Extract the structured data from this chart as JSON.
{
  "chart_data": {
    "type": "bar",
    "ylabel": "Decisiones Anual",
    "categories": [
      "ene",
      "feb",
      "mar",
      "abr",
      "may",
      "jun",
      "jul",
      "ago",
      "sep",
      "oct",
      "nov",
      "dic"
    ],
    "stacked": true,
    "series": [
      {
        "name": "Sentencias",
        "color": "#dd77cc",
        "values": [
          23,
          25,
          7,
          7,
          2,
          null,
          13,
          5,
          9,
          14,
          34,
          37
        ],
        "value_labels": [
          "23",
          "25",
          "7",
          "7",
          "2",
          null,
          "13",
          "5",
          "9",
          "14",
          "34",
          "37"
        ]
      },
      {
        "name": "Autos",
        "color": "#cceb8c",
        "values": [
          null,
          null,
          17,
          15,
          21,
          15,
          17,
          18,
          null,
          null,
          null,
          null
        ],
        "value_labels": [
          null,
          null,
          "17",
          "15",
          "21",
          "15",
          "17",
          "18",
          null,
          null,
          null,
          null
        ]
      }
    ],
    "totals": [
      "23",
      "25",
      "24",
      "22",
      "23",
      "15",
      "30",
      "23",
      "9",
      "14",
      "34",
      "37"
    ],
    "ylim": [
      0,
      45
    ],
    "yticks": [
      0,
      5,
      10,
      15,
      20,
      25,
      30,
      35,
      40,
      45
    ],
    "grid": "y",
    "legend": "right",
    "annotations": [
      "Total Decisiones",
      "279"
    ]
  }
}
● ● ● ●
* _What to work on_
Recopy all the lines exactly as they appear.

* _The solution_
Extract the structured data from this chart as JSON.
{
  "chart_data": {
    "type": "bar",
    "ylabel": "Decisiones Anual",
    "categories": [
      "ene",
      "feb",
      "mar",
      "abr",
      "may",
      "jun",
      "jul",
      "ago",
      "sep",
      "oct",
      "nov",
      "dic"
    ],
    "stacked": true,
    "series": [
      {
        "name": "Sentencias",
        "color": "#dd77cc",
        "values": [
          23,
          25,
          7,
          7,
          2,
          null,
          13,
          5,
          9,
          14,
          34,
          37
        ],
        "value_labels": [
          "23",
          "25",
          "7",
          "7",
          "2",
          null,
          "13",
          "5",
          "9",
          "14",
          "34",
          "37"
        ]
      },
      {
        "name": "Autos",
        "color": "#cceb8c",
        "values": [
          null,
          null,
          17,
          15,
          21,
          15,
          17,
          18,
          null,
          null,
          null,
          null
        ],
        "value_labels": [
          null,
          null,
          "17",
          "15",
          "21",
          "15",
          "17",
          "18",
          null,
          null,
          null,
          null
        ]
      }
    ],
    "totals": [
      "23",
      "25",
      "24",
      "22",
      "23",
      "15",
      "30",
      "23",
      "9",
      "14",
      "34",
      "37"
    ],
    "ylim": [
      0,
      45
    ],
    "yticks": [
      0,
      5,
      10,
      15,
      20,
      25,
      30,
      35,
      40,
      45
    ],
    "grid": "y",
    "legend": "right",
    "annotations": [
      "Total Decisiones",
      "279"
    ]
  }
}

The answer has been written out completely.